EXERCISE BRIEF: From the entries below, copy every line that holds the word "period".

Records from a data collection
..........

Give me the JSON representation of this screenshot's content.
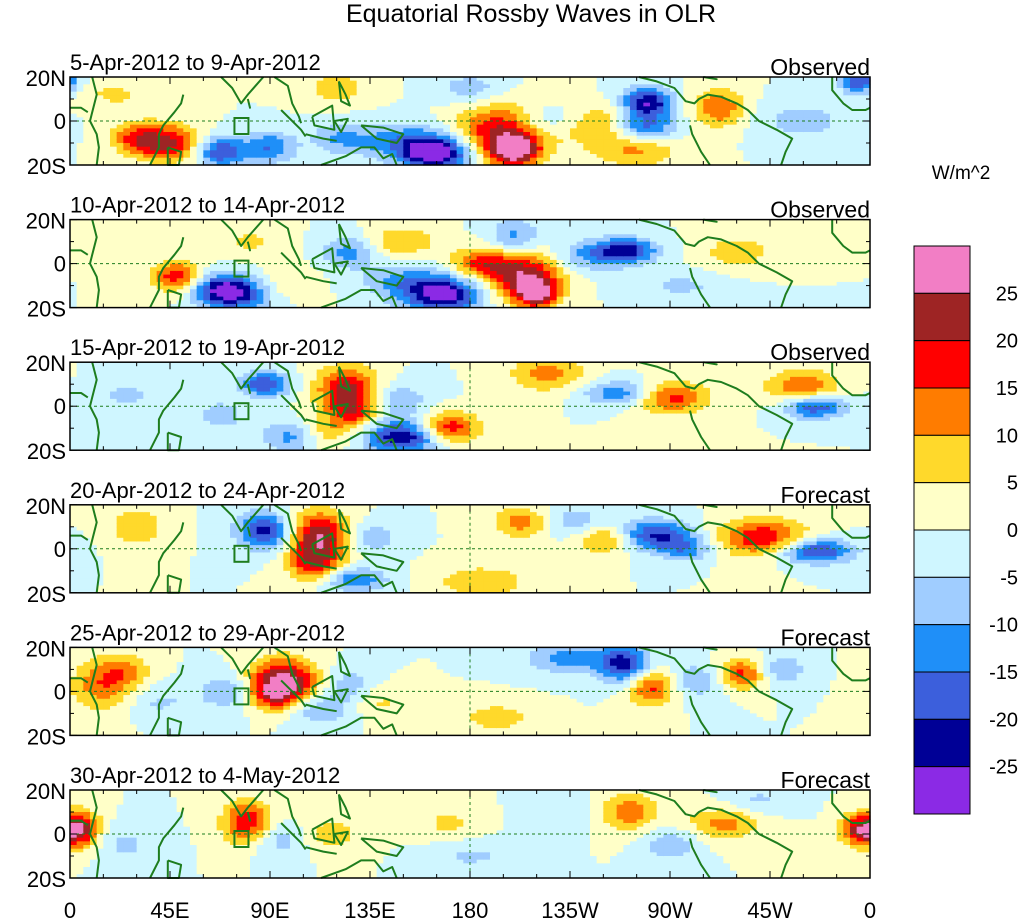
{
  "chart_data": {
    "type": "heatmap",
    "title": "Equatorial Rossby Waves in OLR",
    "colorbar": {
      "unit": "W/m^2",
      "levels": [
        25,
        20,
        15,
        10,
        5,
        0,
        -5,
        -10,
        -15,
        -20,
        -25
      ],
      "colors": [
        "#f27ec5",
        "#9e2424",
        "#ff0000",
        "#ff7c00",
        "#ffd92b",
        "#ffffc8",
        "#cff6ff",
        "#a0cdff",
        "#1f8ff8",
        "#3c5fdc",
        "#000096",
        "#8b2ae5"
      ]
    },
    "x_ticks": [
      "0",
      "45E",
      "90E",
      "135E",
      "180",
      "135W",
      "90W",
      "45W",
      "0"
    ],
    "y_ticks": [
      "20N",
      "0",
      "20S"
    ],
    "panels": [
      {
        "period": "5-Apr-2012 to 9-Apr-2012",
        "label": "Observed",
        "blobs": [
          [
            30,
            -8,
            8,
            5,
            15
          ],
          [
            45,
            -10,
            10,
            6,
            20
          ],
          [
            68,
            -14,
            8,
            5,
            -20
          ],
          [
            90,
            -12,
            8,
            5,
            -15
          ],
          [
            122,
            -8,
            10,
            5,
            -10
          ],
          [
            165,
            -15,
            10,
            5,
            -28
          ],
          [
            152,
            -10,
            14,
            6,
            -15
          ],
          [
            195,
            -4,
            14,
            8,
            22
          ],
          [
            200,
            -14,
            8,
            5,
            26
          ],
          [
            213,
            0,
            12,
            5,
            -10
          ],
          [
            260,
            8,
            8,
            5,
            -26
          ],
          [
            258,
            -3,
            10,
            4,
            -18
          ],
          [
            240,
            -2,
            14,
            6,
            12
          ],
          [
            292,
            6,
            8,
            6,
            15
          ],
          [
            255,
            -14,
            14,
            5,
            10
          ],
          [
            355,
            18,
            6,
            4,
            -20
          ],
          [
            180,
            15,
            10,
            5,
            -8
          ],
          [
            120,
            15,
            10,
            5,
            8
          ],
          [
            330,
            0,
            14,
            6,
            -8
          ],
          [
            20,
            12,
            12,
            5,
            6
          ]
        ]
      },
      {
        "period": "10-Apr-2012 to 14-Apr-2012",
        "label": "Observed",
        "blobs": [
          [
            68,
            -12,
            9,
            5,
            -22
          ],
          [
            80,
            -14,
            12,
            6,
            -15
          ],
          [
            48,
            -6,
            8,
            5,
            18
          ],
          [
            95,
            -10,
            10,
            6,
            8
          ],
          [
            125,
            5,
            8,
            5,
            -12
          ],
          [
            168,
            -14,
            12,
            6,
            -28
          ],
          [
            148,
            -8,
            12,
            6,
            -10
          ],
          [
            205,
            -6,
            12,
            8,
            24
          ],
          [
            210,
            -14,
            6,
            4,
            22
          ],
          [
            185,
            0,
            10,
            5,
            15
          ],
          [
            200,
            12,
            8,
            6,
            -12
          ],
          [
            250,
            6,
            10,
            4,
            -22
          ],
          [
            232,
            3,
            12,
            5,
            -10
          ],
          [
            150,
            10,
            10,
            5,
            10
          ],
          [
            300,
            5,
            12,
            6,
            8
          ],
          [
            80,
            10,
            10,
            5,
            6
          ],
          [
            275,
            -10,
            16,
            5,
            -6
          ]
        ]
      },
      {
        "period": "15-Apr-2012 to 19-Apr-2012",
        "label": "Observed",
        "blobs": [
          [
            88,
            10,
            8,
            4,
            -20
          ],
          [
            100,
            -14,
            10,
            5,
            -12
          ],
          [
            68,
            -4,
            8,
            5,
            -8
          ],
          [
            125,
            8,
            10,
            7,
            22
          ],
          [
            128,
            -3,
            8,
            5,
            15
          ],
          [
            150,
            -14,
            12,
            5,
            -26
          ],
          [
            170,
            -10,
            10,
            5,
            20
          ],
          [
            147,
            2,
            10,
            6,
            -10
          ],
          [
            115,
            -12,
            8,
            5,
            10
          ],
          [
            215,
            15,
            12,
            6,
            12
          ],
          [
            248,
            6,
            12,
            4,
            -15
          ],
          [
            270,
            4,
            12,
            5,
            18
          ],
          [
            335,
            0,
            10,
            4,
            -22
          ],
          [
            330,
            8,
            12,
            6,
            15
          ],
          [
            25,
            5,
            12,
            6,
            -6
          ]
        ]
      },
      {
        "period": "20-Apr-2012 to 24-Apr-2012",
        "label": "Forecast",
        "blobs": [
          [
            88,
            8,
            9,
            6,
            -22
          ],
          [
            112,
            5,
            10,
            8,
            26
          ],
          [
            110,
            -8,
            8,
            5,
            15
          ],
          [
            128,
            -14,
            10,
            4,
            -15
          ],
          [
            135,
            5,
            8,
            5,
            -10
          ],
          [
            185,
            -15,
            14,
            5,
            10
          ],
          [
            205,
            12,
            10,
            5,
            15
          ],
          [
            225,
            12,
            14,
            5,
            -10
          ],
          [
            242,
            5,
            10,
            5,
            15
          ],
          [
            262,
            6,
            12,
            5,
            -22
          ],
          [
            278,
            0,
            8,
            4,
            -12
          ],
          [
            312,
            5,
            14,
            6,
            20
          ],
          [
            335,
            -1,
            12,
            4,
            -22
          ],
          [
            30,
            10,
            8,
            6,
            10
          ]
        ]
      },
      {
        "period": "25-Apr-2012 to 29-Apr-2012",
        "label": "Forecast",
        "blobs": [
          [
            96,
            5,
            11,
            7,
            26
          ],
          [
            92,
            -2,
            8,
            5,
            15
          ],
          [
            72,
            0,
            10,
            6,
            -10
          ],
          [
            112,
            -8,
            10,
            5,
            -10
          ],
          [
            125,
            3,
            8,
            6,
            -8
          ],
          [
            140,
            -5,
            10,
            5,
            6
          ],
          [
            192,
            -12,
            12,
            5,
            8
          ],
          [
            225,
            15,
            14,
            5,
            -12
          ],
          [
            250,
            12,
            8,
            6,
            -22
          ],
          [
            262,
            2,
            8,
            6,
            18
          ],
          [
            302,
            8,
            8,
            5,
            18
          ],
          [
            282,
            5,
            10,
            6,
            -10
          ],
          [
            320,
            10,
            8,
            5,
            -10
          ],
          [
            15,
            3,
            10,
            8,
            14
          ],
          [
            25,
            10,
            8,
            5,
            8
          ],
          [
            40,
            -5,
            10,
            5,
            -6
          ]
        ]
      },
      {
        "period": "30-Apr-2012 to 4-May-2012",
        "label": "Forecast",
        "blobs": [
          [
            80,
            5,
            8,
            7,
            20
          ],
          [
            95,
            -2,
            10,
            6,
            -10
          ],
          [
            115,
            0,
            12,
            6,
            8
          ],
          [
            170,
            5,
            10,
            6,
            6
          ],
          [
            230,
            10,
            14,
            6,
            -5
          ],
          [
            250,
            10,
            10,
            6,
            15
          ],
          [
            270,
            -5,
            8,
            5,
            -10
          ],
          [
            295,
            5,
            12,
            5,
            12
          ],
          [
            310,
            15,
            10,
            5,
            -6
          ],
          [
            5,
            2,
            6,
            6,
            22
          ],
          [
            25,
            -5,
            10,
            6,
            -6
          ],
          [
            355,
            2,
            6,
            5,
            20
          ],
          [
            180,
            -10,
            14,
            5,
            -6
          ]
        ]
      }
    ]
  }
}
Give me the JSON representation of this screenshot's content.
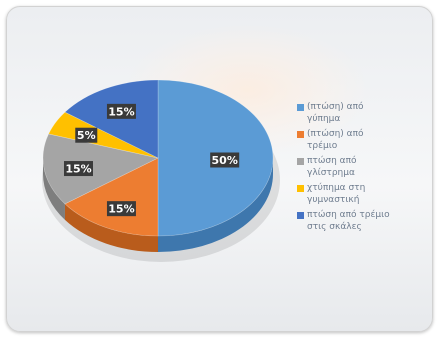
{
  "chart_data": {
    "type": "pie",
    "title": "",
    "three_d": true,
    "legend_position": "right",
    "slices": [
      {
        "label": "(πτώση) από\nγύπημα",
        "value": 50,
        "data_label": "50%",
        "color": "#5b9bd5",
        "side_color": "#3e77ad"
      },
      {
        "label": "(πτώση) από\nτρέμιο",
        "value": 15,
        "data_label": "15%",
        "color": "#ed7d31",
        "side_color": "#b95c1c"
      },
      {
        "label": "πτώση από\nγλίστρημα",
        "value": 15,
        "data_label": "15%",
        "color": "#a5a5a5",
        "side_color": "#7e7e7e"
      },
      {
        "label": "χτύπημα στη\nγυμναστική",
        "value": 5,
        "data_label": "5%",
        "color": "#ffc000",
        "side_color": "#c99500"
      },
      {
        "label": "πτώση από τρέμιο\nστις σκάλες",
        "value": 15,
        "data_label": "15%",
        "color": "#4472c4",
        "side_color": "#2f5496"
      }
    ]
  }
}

..........

EXERCISE RESPONSE:
        "period": "5-Apr-2012 to 9-Apr-2012",
        "period": "10-Apr-2012 to 14-Apr-2012",
        "period": "15-Apr-2012 to 19-Apr-2012",
        "period": "20-Apr-2012 to 24-Apr-2012",
        "period": "25-Apr-2012 to 29-Apr-2012",
        "period": "30-Apr-2012 to 4-May-2012",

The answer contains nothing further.